* [TO BE DONE] Reproduce every line of the material below, but drop the pictures.

-------------------------

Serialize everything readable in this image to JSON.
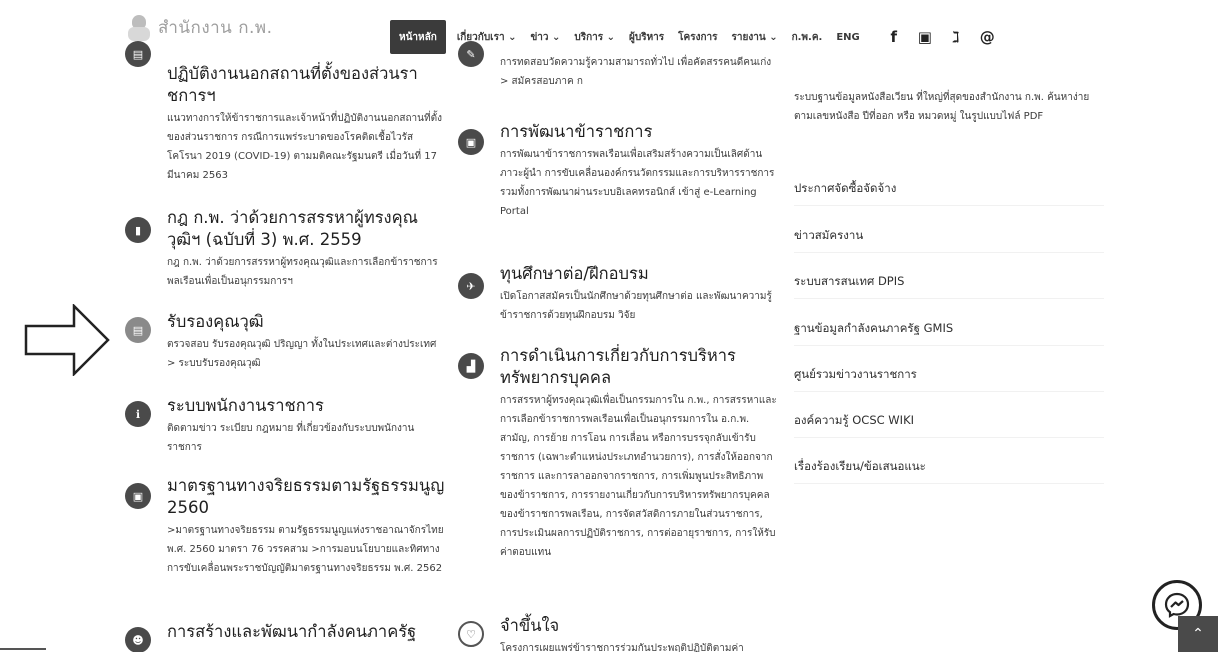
{
  "header": {
    "logo_text": "สำนักงาน ก.พ.",
    "nav": [
      {
        "label": "หน้าหลัก",
        "active": true
      },
      {
        "label": "เกี่ยวกับเรา ⌄",
        "active": false
      },
      {
        "label": "ข่าว ⌄",
        "active": false
      },
      {
        "label": "บริการ ⌄",
        "active": false
      },
      {
        "label": "ผู้บริหาร",
        "active": false
      },
      {
        "label": "โครงการ",
        "active": false
      },
      {
        "label": "รายงาน ⌄",
        "active": false
      },
      {
        "label": "ก.พ.ค.",
        "active": false
      },
      {
        "label": "ENG",
        "active": false
      }
    ],
    "social": [
      {
        "icon": "facebook-icon",
        "glyph": "f"
      },
      {
        "icon": "youtube-icon",
        "glyph": "▣"
      },
      {
        "icon": "rss-icon",
        "glyph": "ℷ"
      },
      {
        "icon": "email-icon",
        "glyph": "@"
      }
    ]
  },
  "col1": [
    {
      "icon": "document-icon",
      "title": "ปฏิบัติงานนอกสถานที่ตั้งของส่วนราชการฯ",
      "desc": "แนวทางการให้ข้าราชการและเจ้าหน้าที่ปฏิบัติงานนอกสถานที่ตั้งของส่วนราชการ กรณีการแพร่ระบาดของโรคติดเชื้อไวรัสโคโรนา 2019 (COVID-19) ตามมติคณะรัฐมนตรี เมื่อวันที่ 17 มีนาคม 2563"
    },
    {
      "icon": "file-icon",
      "title": "กฎ ก.พ. ว่าด้วยการสรรหาผู้ทรงคุณวุฒิฯ (ฉบับที่ 3) พ.ศ. 2559",
      "desc": "กฎ ก.พ. ว่าด้วยการสรรหาผู้ทรงคุณวุฒิและการเลือกข้าราชการพลเรือนเพื่อเป็นอนุกรรมการฯ"
    },
    {
      "icon": "certificate-icon",
      "title": "รับรองคุณวุฒิ",
      "desc": "ตรวจสอบ รับรองคุณวุฒิ ปริญญา ทั้งในประเทศและต่างประเทศ > ระบบรับรองคุณวุฒิ"
    },
    {
      "icon": "info-icon",
      "title": "ระบบพนักงานราชการ",
      "desc": "ติดตามข่าว ระเบียบ กฎหมาย ที่เกี่ยวข้องกับระบบพนักงานราชการ"
    },
    {
      "icon": "ethics-icon",
      "title": "มาตรฐานทางจริยธรรมตามรัฐธรรมนูญ 2560",
      "desc": ">มาตรฐานทางจริยธรรม ตามรัฐธรรมนูญแห่งราชอาณาจักรไทย พ.ศ. 2560 มาตรา 76 วรรคสาม >การมอบนโยบายและทิศทางการขับเคลื่อนพระราชบัญญัติมาตรฐานทางจริยธรรม พ.ศ. 2562"
    },
    {
      "icon": "people-icon",
      "title": "การสร้างและพัฒนากำลังคนภาครัฐ",
      "desc": ""
    }
  ],
  "col2": [
    {
      "icon": "exam-icon",
      "title": "",
      "desc": "การทดสอบวัดความรู้ความสามารถทั่วไป เพื่อคัดสรรคนดีคนเก่ง > สมัครสอบภาค ก"
    },
    {
      "icon": "training-icon",
      "title": "การพัฒนาข้าราชการ",
      "desc": "การพัฒนาข้าราชการพลเรือนเพื่อเสริมสร้างความเป็นเลิศด้านภาวะผู้นำ การขับเคลื่อนองค์กรนวัตกรรมและการบริหารราชการ รวมทั้งการพัฒนาผ่านระบบอิเลคทรอนิกส์ เข้าสู่ e-Learning Portal"
    },
    {
      "icon": "plane-icon",
      "title": "ทุนศึกษาต่อ/ฝึกอบรม",
      "desc": "เปิดโอกาสสมัครเป็นนักศึกษาด้วยทุนศึกษาต่อ และพัฒนาความรู้ข้าราชการด้วยทุนฝึกอบรม วิจัย"
    },
    {
      "icon": "chart-icon",
      "title": "การดำเนินการเกี่ยวกับการบริหารทรัพยากรบุคคล",
      "desc": "การสรรหาผู้ทรงคุณวุฒิเพื่อเป็นกรรมการใน ก.พ., การสรรหาและการเลือกข้าราชการพลเรือนเพื่อเป็นอนุกรรมการใน อ.ก.พ. สามัญ, การย้าย การโอน การเลื่อน หรือการบรรจุกลับเข้ารับราชการ (เฉพาะตำแหน่งประเภทอำนวยการ), การสั่งให้ออกจากราชการ และการลาออกจากราชการ, การเพิ่มพูนประสิทธิภาพของข้าราชการ, การรายงานเกี่ยวกับการบริหารทรัพยากรบุคคลของข้าราชการพลเรือน, การจัดสวัสดิการภายในส่วนราชการ, การประเมินผลการปฏิบัติราชการ, การต่ออายุราชการ, การให้รับค่าตอบแทน"
    },
    {
      "icon": "heart-icon",
      "title": "จำขึ้นใจ",
      "desc": "โครงการเผยแพร่ข้าราชการร่วมกันประพฤติปฏิบัติตามค่า"
    }
  ],
  "sidebar": {
    "lead": "ระบบฐานข้อมูลหนังสือเวียน ที่ใหญ่ที่สุดของสำนักงาน ก.พ. ค้นหาง่ายตามเลขหนังสือ ปีที่ออก หรือ หมวดหมู่ ในรูปแบบไฟล์ PDF",
    "items": [
      "ประกาศจัดซื้อจัดจ้าง",
      "ข่าวสมัครงาน",
      "ระบบสารสนเทศ DPIS",
      "ฐานข้อมูลกำลังคนภาครัฐ GMIS",
      "ศูนย์รวมข่าวงานราชการ",
      "องค์ความรู้ OCSC WIKI",
      "เรื่องร้องเรียน/ข้อเสนอแนะ"
    ]
  },
  "floating": {
    "chat_icon": "messenger-icon",
    "top_glyph": "⌃"
  }
}
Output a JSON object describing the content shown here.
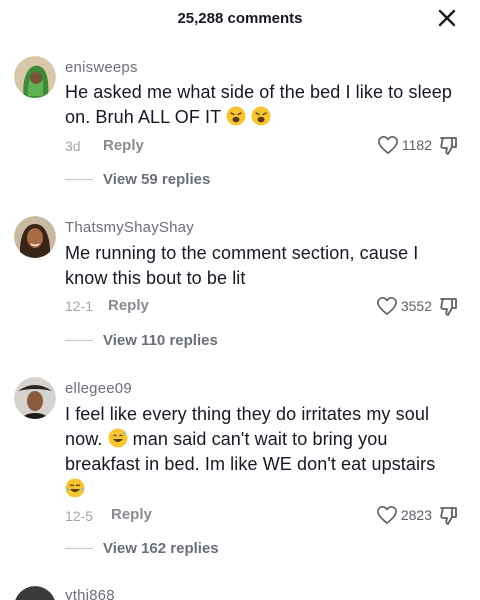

-------------------------

* [EXPECTED ANSWER]
Serialize everything readable in this image to JSON.
{
  "header": {
    "logo_text": "สำนักงาน ก.พ.",
    "nav": [
      {
        "label": "หน้าหลัก",
        "active": true
      },
      {
        "label": "เกี่ยวกับเรา ⌄",
        "active": false
      },
      {
        "label": "ข่าว ⌄",
        "active": false
      },
      {
        "label": "บริการ ⌄",
        "active": false
      },
      {
        "label": "ผู้บริหาร",
        "active": false
      },
      {
        "label": "โครงการ",
        "active": false
      },
      {
        "label": "รายงาน ⌄",
        "active": false
      },
      {
        "label": "ก.พ.ค.",
        "active": false
      },
      {
        "label": "ENG",
        "active": false
      }
    ],
    "social": [
      {
        "icon": "facebook-icon",
        "glyph": "f"
      },
      {
        "icon": "youtube-icon",
        "glyph": "▣"
      },
      {
        "icon": "rss-icon",
        "glyph": "ℷ"
      },
      {
        "icon": "email-icon",
        "glyph": "@"
      }
    ]
  },
  "col1": [
    {
      "icon": "document-icon",
      "title": "ปฏิบัติงานนอกสถานที่ตั้งของส่วนราชการฯ",
      "desc": "แนวทางการให้ข้าราชการและเจ้าหน้าที่ปฏิบัติงานนอกสถานที่ตั้งของส่วนราชการ กรณีการแพร่ระบาดของโรคติดเชื้อไวรัสโคโรนา 2019 (COVID-19) ตามมติคณะรัฐมนตรี เมื่อวันที่ 17 มีนาคม 2563"
    },
    {
      "icon": "file-icon",
      "title": "กฎ ก.พ. ว่าด้วยการสรรหาผู้ทรงคุณวุฒิฯ (ฉบับที่ 3) พ.ศ. 2559",
      "desc": "กฎ ก.พ. ว่าด้วยการสรรหาผู้ทรงคุณวุฒิและการเลือกข้าราชการพลเรือนเพื่อเป็นอนุกรรมการฯ"
    },
    {
      "icon": "certificate-icon",
      "title": "รับรองคุณวุฒิ",
      "desc": "ตรวจสอบ รับรองคุณวุฒิ ปริญญา ทั้งในประเทศและต่างประเทศ > ระบบรับรองคุณวุฒิ"
    },
    {
      "icon": "info-icon",
      "title": "ระบบพนักงานราชการ",
      "desc": "ติดตามข่าว ระเบียบ กฎหมาย ที่เกี่ยวข้องกับระบบพนักงานราชการ"
    },
    {
      "icon": "ethics-icon",
      "title": "มาตรฐานทางจริยธรรมตามรัฐธรรมนูญ 2560",
      "desc": ">มาตรฐานทางจริยธรรม ตามรัฐธรรมนูญแห่งราชอาณาจักรไทย พ.ศ. 2560 มาตรา 76 วรรคสาม >การมอบนโยบายและทิศทางการขับเคลื่อนพระราชบัญญัติมาตรฐานทางจริยธรรม พ.ศ. 2562"
    },
    {
      "icon": "people-icon",
      "title": "การสร้างและพัฒนากำลังคนภาครัฐ",
      "desc": ""
    }
  ],
  "col2": [
    {
      "icon": "exam-icon",
      "title": "",
      "desc": "การทดสอบวัดความรู้ความสามารถทั่วไป เพื่อคัดสรรคนดีคนเก่ง > สมัครสอบภาค ก"
    },
    {
      "icon": "training-icon",
      "title": "การพัฒนาข้าราชการ",
      "desc": "การพัฒนาข้าราชการพลเรือนเพื่อเสริมสร้างความเป็นเลิศด้านภาวะผู้นำ การขับเคลื่อนองค์กรนวัตกรรมและการบริหารราชการ รวมทั้งการพัฒนาผ่านระบบอิเลคทรอนิกส์ เข้าสู่ e-Learning Portal"
    },
    {
      "icon": "plane-icon",
      "title": "ทุนศึกษาต่อ/ฝึกอบรม",
      "desc": "เปิดโอกาสสมัครเป็นนักศึกษาด้วยทุนศึกษาต่อ และพัฒนาความรู้ข้าราชการด้วยทุนฝึกอบรม วิจัย"
    },
    {
      "icon": "chart-icon",
      "title": "การดำเนินการเกี่ยวกับการบริหารทรัพยากรบุคคล",
      "desc": "การสรรหาผู้ทรงคุณวุฒิเพื่อเป็นกรรมการใน ก.พ., การสรรหาและการเลือกข้าราชการพลเรือนเพื่อเป็นอนุกรรมการใน อ.ก.พ. สามัญ, การย้าย การโอน การเลื่อน หรือการบรรจุกลับเข้ารับราชการ (เฉพาะตำแหน่งประเภทอำนวยการ), การสั่งให้ออกจากราชการ และการลาออกจากราชการ, การเพิ่มพูนประสิทธิภาพของข้าราชการ, การรายงานเกี่ยวกับการบริหารทรัพยากรบุคคลของข้าราชการพลเรือน, การจัดสวัสดิการภายในส่วนราชการ, การประเมินผลการปฏิบัติราชการ, การต่ออายุราชการ, การให้รับค่าตอบแทน"
    },
    {
      "icon": "heart-icon",
      "title": "จำขึ้นใจ",
      "desc": "โครงการเผยแพร่ข้าราชการร่วมกันประพฤติปฏิบัติตามค่า"
    }
  ],
  "sidebar": {
    "lead": "ระบบฐานข้อมูลหนังสือเวียน ที่ใหญ่ที่สุดของสำนักงาน ก.พ. ค้นหาง่ายตามเลขหนังสือ ปีที่ออก หรือ หมวดหมู่ ในรูปแบบไฟล์ PDF",
    "items": [
      "ประกาศจัดซื้อจัดจ้าง",
      "ข่าวสมัครงาน",
      "ระบบสารสนเทศ DPIS",
      "ฐานข้อมูลกำลังคนภาครัฐ GMIS",
      "ศูนย์รวมข่าวงานราชการ",
      "องค์ความรู้ OCSC WIKI",
      "เรื่องร้องเรียน/ข้อเสนอแนะ"
    ]
  },
  "floating": {
    "chat_icon": "messenger-icon",
    "top_glyph": "⌃"
  }
}
Output a JSON object describing the content shown here.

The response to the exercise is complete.